• **The problem**: Word for word, repeat the lines of the records from the one containing "Read this page and output its text content." through the last line, both included.

Dataset items
● ● ●
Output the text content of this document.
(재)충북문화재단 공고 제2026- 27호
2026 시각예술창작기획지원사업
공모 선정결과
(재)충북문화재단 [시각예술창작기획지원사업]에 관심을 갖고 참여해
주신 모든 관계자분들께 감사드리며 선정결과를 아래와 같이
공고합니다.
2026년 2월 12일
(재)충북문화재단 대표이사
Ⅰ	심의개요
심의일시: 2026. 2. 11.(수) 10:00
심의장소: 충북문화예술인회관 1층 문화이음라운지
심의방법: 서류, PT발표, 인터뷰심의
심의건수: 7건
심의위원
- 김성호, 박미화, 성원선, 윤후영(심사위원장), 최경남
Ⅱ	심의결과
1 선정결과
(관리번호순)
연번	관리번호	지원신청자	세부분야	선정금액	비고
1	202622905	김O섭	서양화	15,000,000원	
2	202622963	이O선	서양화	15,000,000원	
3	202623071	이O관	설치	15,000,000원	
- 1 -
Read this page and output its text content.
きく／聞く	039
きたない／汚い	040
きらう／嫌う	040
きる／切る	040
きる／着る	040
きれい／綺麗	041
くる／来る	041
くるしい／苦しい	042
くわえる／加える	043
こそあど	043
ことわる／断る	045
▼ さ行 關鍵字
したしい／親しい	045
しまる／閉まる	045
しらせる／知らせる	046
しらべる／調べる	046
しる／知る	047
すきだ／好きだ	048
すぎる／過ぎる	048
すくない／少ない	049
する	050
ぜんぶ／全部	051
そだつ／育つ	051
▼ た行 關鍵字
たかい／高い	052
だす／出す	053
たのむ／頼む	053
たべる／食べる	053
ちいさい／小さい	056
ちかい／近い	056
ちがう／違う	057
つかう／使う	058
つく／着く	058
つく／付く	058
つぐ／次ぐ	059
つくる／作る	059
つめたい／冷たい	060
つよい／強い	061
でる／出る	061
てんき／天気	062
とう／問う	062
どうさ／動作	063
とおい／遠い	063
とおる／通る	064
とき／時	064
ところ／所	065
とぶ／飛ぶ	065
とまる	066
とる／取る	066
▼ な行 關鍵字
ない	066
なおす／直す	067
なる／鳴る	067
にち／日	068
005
● ● ●
• **The completed task**:
Read this page and output its text content.
きく／聞く	039
きたない／汚い	040
きらう／嫌う	040
きる／切る	040
きる／着る	040
きれい／綺麗	041
くる／来る	041
くるしい／苦しい	042
くわえる／加える	043
こそあど	043
ことわる／断る	045
▼ さ行 關鍵字
したしい／親しい	045
しまる／閉まる	045
しらせる／知らせる	046
しらべる／調べる	046
しる／知る	047
すきだ／好きだ	048
すぎる／過ぎる	048
すくない／少ない	049
する	050
ぜんぶ／全部	051
そだつ／育つ	051
▼ た行 關鍵字
たかい／高い	052
だす／出す	053
たのむ／頼む	053
たべる／食べる	053
ちいさい／小さい	056
ちかい／近い	056
ちがう／違う	057
つかう／使う	058
つく／着く	058
つく／付く	058
つぐ／次ぐ	059
つくる／作る	059
つめたい／冷たい	060
つよい／強い	061
でる／出る	061
てんき／天気	062
とう／問う	062
どうさ／動作	063
とおい／遠い	063
とおる／通る	064
とき／時	064
ところ／所	065
とぶ／飛ぶ	065
とまる	066
とる／取る	066
▼ な行 關鍵字
ない	066
なおす／直す	067
なる／鳴る	067
にち／日	068
005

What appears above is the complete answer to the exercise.